**THINGS TO DO**:
1. List every person the critique of Cat refers to by name, nickname or epithet.
2. Reproduce the stretch of the critique of Cat from "So why do I" through "her anger causes.", word for word.

**QUOTED TEXT**:

------------------------------------------------

So why do I hate her? Well, let’s start with the fact that she couldn’t be even halfway decent to a motherless boy- in fact she doesn’t even let him have a proper, peaceful farewell with Bran. It’s her unsavoury anger that drives him away in the first place. And that’s not the only problem her anger causes.

I mean WTF was she thinking kidnapping Tyrion!?!? That has to be one of the stupidest power plays in the history of mankind! It makes literally no sense- not only does she have poor evidence that Tyrion did anything, but it instantly puts Ned and her daughters in unnecessary danger. I mean, I know she warned them not to go to King’s Landing, but like I said, she’s a whiner (no one listens to whiners- the way she says things is so off-putting, I’d do the opposite of everything she says too). The whole way through the series my notes are full of “Cat does dumb Cat-like things”– even, with a nice hint of what’s to come, going to visit the Kingslayer *slow clap Cat, slow clap*.

------------------------------------------------

**RECORDS PROVIDED**:
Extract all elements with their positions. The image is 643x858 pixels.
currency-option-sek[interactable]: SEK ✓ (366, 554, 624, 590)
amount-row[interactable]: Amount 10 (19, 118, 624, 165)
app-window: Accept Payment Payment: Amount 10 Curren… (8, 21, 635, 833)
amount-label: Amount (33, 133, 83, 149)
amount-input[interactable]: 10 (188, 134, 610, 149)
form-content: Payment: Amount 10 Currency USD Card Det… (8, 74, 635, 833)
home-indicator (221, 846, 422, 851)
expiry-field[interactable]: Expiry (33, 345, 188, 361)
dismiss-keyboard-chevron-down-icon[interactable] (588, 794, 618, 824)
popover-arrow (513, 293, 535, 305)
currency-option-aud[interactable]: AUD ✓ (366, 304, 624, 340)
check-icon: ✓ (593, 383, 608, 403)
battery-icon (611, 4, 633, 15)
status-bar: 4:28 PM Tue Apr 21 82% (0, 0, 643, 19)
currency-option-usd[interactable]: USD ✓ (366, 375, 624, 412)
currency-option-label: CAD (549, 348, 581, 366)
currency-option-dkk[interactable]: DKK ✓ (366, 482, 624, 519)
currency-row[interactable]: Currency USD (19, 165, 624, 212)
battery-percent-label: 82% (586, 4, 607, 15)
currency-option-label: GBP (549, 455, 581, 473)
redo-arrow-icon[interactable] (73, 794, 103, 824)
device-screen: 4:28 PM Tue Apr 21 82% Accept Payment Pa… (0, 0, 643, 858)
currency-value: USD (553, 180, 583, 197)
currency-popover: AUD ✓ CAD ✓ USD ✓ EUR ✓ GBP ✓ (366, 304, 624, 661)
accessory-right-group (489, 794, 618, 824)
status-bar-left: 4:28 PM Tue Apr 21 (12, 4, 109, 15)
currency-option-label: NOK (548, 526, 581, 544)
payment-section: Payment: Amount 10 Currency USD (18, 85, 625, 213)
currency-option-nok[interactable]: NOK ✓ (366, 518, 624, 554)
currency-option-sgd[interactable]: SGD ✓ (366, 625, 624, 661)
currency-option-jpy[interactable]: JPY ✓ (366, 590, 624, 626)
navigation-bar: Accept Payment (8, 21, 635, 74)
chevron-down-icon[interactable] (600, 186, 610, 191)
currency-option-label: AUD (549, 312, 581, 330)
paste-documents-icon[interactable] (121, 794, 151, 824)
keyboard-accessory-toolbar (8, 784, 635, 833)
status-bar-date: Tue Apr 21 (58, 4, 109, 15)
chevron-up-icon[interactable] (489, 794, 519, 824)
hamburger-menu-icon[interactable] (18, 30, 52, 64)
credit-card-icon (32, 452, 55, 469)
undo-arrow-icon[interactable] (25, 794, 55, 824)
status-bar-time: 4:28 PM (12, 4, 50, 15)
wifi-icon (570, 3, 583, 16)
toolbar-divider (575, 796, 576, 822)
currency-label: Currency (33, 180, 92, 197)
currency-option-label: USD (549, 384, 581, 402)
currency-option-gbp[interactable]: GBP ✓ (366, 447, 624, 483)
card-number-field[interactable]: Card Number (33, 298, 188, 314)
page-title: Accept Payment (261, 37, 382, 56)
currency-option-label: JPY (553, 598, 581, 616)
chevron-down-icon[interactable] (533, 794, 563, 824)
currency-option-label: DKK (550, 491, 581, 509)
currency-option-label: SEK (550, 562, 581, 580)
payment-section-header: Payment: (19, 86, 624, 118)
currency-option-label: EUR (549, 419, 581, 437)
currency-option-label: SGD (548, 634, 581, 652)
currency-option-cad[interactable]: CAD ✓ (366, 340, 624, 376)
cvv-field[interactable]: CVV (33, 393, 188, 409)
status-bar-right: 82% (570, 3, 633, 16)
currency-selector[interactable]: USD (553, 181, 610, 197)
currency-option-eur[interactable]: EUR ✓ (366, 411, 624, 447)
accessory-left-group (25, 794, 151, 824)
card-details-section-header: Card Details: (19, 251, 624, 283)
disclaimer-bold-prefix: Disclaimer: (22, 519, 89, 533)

------------------------------------------------

**SOLUTIONS IN ORDER**:
1.
- Bran
- Tyrion
- Ned
- Cat
- the Kingslayer

2.
So why do I hate her? Well, let’s start with the fact that she couldn’t be even halfway decent to a motherless boy- in fact she doesn’t even let him have a proper, peaceful farewell with Bran. It’s her unsavoury anger that drives him away in the first place. And that’s not the only problem her anger causes.